━━ PROVIDED INFORMATION

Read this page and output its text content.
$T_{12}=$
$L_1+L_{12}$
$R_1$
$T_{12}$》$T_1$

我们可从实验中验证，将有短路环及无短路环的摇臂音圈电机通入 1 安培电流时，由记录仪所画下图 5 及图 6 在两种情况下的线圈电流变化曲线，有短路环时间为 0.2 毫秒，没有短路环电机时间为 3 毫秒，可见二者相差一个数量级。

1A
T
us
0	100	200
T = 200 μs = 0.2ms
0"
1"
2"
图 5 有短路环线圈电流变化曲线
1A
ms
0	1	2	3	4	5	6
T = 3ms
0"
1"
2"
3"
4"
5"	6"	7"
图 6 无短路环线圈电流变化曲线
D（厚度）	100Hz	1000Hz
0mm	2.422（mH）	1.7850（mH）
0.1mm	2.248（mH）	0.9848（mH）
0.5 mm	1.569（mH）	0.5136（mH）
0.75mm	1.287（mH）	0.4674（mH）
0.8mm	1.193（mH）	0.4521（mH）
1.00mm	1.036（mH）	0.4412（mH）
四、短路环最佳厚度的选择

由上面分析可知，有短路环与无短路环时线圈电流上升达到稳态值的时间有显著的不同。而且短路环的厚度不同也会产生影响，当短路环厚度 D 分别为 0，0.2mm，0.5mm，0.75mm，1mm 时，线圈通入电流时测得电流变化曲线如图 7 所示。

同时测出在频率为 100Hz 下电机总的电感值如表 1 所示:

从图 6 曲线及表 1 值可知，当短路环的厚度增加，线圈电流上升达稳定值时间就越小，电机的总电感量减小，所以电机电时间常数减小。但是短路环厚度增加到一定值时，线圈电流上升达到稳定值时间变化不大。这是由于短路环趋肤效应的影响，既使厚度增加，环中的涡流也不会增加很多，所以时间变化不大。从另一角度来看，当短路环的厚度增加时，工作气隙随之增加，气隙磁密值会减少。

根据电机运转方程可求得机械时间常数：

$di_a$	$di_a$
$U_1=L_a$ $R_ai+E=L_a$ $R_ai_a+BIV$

━━━━
━━ PROVIDED INFORMATION

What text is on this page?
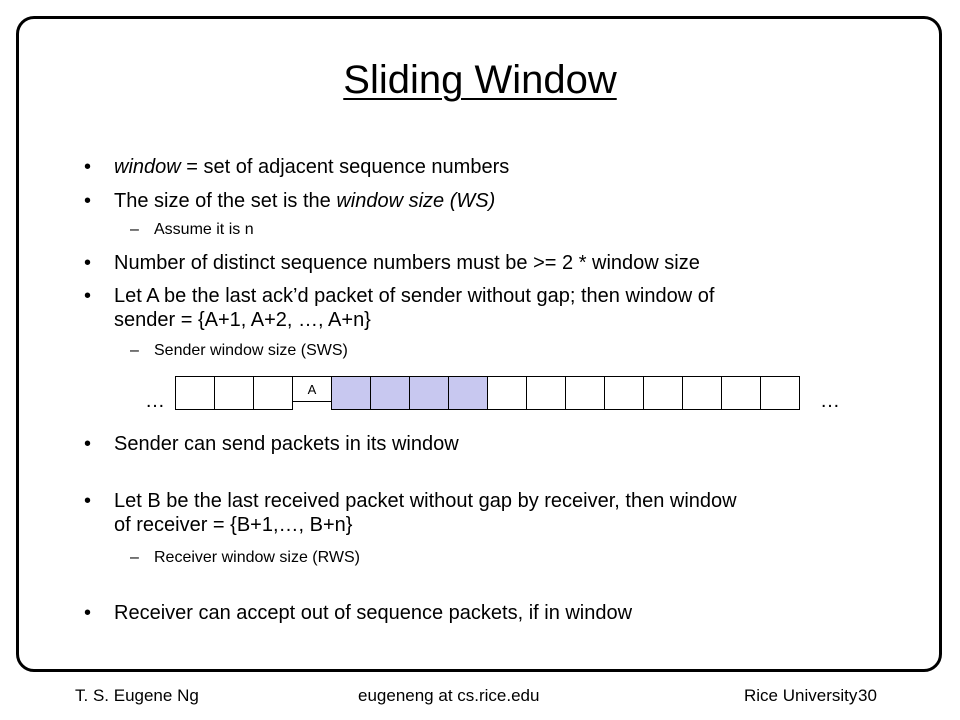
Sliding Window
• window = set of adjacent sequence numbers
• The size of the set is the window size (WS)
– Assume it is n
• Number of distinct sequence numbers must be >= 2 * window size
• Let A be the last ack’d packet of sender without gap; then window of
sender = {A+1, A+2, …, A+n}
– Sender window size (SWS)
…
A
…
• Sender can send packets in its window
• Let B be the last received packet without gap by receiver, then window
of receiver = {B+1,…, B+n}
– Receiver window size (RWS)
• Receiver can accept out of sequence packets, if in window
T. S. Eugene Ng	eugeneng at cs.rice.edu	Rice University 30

━━━━

**WRITTEN TASK:**
Provide only the count of lines in the material above that hold the word "this".

**TASK ANSWER:**
2